**DATA RECORDS:**
----
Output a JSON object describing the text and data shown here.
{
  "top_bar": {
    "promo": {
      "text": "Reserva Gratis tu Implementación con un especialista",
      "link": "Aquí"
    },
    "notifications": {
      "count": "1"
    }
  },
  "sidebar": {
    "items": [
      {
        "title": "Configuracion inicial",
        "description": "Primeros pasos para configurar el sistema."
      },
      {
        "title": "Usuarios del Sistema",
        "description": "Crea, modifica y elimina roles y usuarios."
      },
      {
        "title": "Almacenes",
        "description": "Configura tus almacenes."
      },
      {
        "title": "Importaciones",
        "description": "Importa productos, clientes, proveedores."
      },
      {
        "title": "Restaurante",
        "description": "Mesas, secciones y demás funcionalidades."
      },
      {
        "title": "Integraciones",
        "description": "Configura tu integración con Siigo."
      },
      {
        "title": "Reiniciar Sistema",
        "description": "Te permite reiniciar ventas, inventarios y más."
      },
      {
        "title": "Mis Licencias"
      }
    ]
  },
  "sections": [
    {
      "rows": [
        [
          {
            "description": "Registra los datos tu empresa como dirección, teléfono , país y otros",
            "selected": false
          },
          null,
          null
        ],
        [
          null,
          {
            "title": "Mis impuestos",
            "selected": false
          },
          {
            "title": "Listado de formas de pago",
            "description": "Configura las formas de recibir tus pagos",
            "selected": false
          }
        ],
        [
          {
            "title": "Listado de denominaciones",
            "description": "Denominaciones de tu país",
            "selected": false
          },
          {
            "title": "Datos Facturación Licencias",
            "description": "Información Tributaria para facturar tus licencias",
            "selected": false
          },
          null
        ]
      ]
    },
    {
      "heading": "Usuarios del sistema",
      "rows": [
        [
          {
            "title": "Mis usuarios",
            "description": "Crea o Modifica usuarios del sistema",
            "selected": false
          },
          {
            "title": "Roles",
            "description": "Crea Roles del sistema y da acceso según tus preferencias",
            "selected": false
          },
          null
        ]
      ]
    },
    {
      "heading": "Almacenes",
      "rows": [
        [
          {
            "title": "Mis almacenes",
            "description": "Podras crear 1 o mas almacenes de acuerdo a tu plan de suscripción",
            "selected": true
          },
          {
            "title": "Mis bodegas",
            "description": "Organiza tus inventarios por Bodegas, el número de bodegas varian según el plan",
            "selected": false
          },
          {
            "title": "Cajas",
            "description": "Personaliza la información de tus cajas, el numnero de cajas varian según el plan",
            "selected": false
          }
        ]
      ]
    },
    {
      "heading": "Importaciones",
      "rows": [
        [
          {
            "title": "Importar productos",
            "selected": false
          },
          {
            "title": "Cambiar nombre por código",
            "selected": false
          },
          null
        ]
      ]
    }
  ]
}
----
**OBJECTIVE:** Send back all of the entries exactly, with nothing missing.

**FINAL RESULT:**
Output a JSON object describing the text and data shown here.
{
  "top_bar": {
    "promo": {
      "text": "Reserva Gratis tu Implementación con un especialista",
      "link": "Aquí"
    },
    "notifications": {
      "count": "1"
    }
  },
  "sidebar": {
    "items": [
      {
        "title": "Configuracion inicial",
        "description": "Primeros pasos para configurar el sistema."
      },
      {
        "title": "Usuarios del Sistema",
        "description": "Crea, modifica y elimina roles y usuarios."
      },
      {
        "title": "Almacenes",
        "description": "Configura tus almacenes."
      },
      {
        "title": "Importaciones",
        "description": "Importa productos, clientes, proveedores."
      },
      {
        "title": "Restaurante",
        "description": "Mesas, secciones y demás funcionalidades."
      },
      {
        "title": "Integraciones",
        "description": "Configura tu integración con Siigo."
      },
      {
        "title": "Reiniciar Sistema",
        "description": "Te permite reiniciar ventas, inventarios y más."
      },
      {
        "title": "Mis Licencias"
      }
    ]
  },
  "sections": [
    {
      "rows": [
        [
          {
            "description": "Registra los datos tu empresa como dirección, teléfono , país y otros",
            "selected": false
          },
          null,
          null
        ],
        [
          null,
          {
            "title": "Mis impuestos",
            "selected": false
          },
          {
            "title": "Listado de formas de pago",
            "description": "Configura las formas de recibir tus pagos",
            "selected": false
          }
        ],
        [
          {
            "title": "Listado de denominaciones",
            "description": "Denominaciones de tu país",
            "selected": false
          },
          {
            "title": "Datos Facturación Licencias",
            "description": "Información Tributaria para facturar tus licencias",
            "selected": false
          },
          null
        ]
      ]
    },
    {
      "heading": "Usuarios del sistema",
      "rows": [
        [
          {
            "title": "Mis usuarios",
            "description": "Crea o Modifica usuarios del sistema",
            "selected": false
          },
          {
            "title": "Roles",
            "description": "Crea Roles del sistema y da acceso según tus preferencias",
            "selected": false
          },
          null
        ]
      ]
    },
    {
      "heading": "Almacenes",
      "rows": [
        [
          {
            "title": "Mis almacenes",
            "description": "Podras crear 1 o mas almacenes de acuerdo a tu plan de suscripción",
            "selected": true
          },
          {
            "title": "Mis bodegas",
            "description": "Organiza tus inventarios por Bodegas, el número de bodegas varian según el plan",
            "selected": false
          },
          {
            "title": "Cajas",
            "description": "Personaliza la información de tus cajas, el numnero de cajas varian según el plan",
            "selected": false
          }
        ]
      ]
    },
    {
      "heading": "Importaciones",
      "rows": [
        [
          {
            "title": "Importar productos",
            "selected": false
          },
          {
            "title": "Cambiar nombre por código",
            "selected": false
          },
          null
        ]
      ]
    }
  ]
}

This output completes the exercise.